WORK INSTRUCTIONS: Count the lines below that contain the word "icon", and report only that number.

DATA EXCERPTS:
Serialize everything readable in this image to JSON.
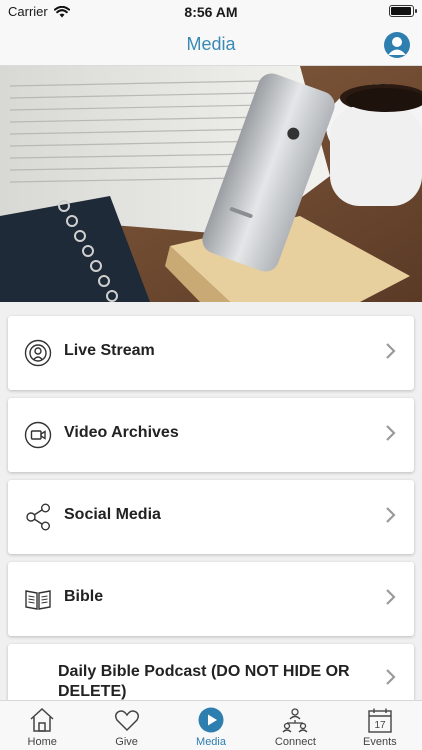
{
  "status_bar": {
    "carrier": "Carrier",
    "time": "8:56 AM",
    "battery_level": 0.95
  },
  "nav": {
    "title": "Media"
  },
  "hero": {
    "image_description": "open book, smartphone on wooden stand, coffee cup, spiral notebook"
  },
  "menu": [
    {
      "label": "Live Stream",
      "icon": "live-stream-icon"
    },
    {
      "label": "Video Archives",
      "icon": "video-camera-icon"
    },
    {
      "label": "Social Media",
      "icon": "share-icon"
    },
    {
      "label": "Bible",
      "icon": "book-icon"
    },
    {
      "label": "Daily Bible Podcast (DO NOT HIDE OR DELETE)",
      "icon": ""
    }
  ],
  "tabs": [
    {
      "label": "Home",
      "icon": "home-icon"
    },
    {
      "label": "Give",
      "icon": "heart-icon"
    },
    {
      "label": "Media",
      "icon": "play-icon",
      "active": true
    },
    {
      "label": "Connect",
      "icon": "people-icon"
    },
    {
      "label": "Events",
      "icon": "calendar-icon",
      "date": "17"
    }
  ],
  "colors": {
    "accent": "#2e7fb0",
    "nav_title": "#3a8ab5"
  }
}
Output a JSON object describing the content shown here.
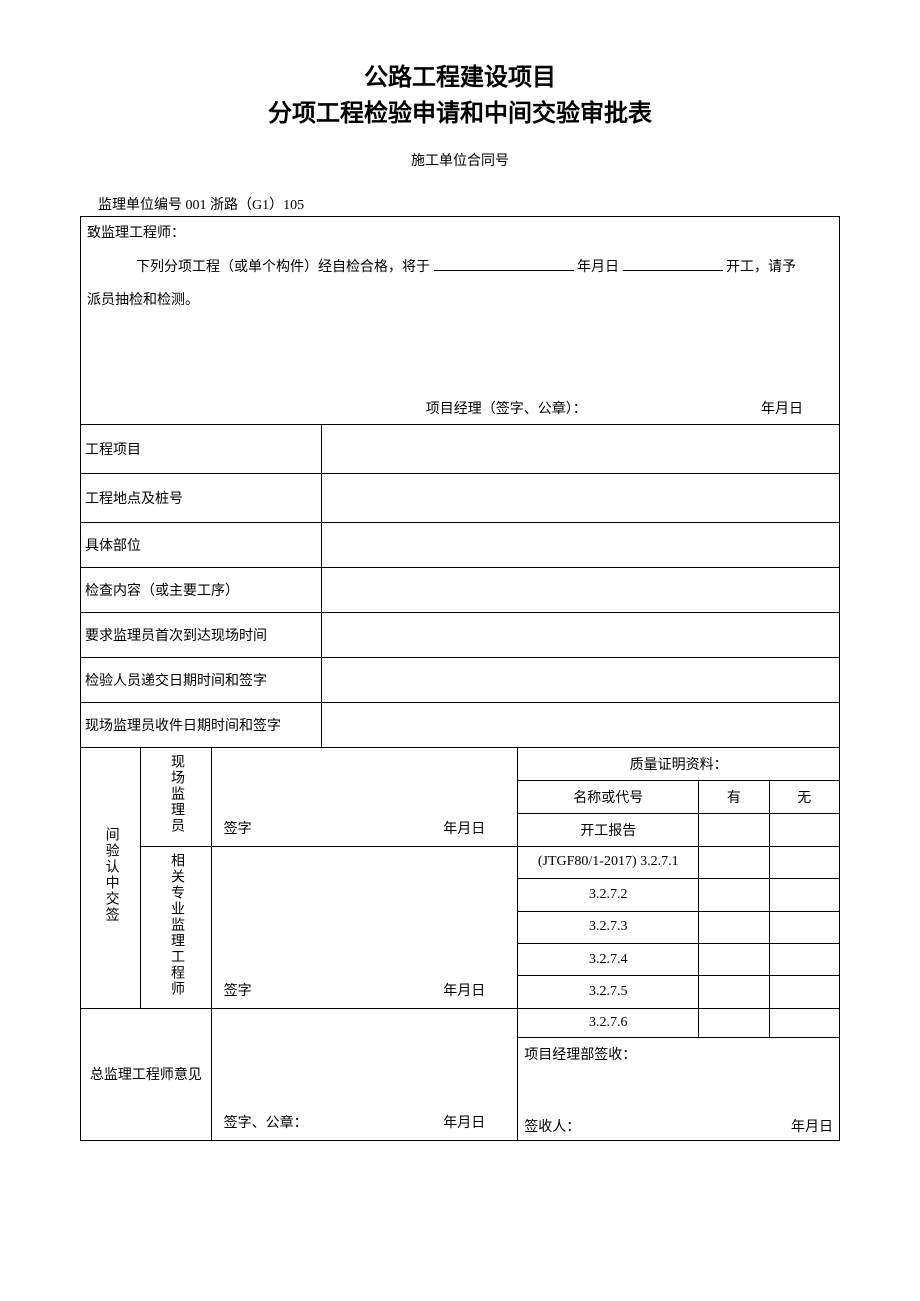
{
  "title_line1": "公路工程建设项目",
  "title_line2": "分项工程检验申请和中间交验审批表",
  "contract_label": "施工单位合同号",
  "ref_line": "监理单位编号 001 浙路（G1）105",
  "salutation": "致监理工程师：",
  "request_prefix": "下列分项工程（或单个构件）经自检合格，将于",
  "request_date_label": "年月日",
  "request_suffix": "开工，请予",
  "request_tail": "派员抽检和检测。",
  "pm_label": "项目经理（签字、公章）：",
  "ymd": "年月日",
  "rows": {
    "project": "工程项目",
    "location": "工程地点及桩号",
    "part": "具体部位",
    "content": "检查内容（或主要工序）",
    "first_arrival": "要求监理员首次到达现场时间",
    "submit": "检验人员递交日期时间和签字",
    "receive": "现场监理员收件日期时间和签字"
  },
  "confirm_col": "间验认中交签",
  "site_supervisor": "现场监理员",
  "specialty_engineer": "相关专业监理工程师",
  "sign_label": "签字",
  "quality_header": "质量证明资料：",
  "name_code": "名称或代号",
  "yes": "有",
  "no": "无",
  "doc_items": [
    "开工报告",
    "(JTGF80/1-2017) 3.2.7.1",
    "3.2.7.2",
    "3.2.7.3",
    "3.2.7.4",
    "3.2.7.5",
    "3.2.7.6"
  ],
  "chief_opinion": "总监理工程师意见",
  "sign_seal": "签字、公章：",
  "pm_receive": "项目经理部签收：",
  "receiver": "签收人："
}
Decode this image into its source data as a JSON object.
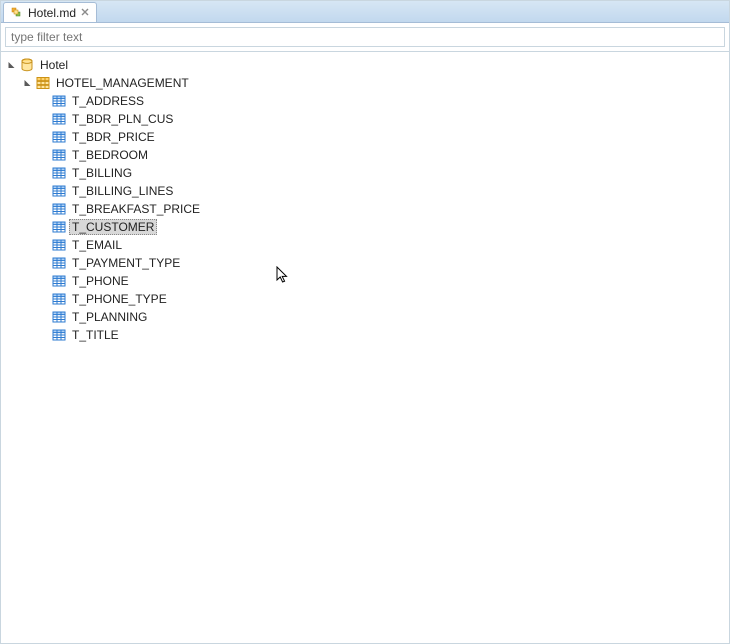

RESULT BELOW: 10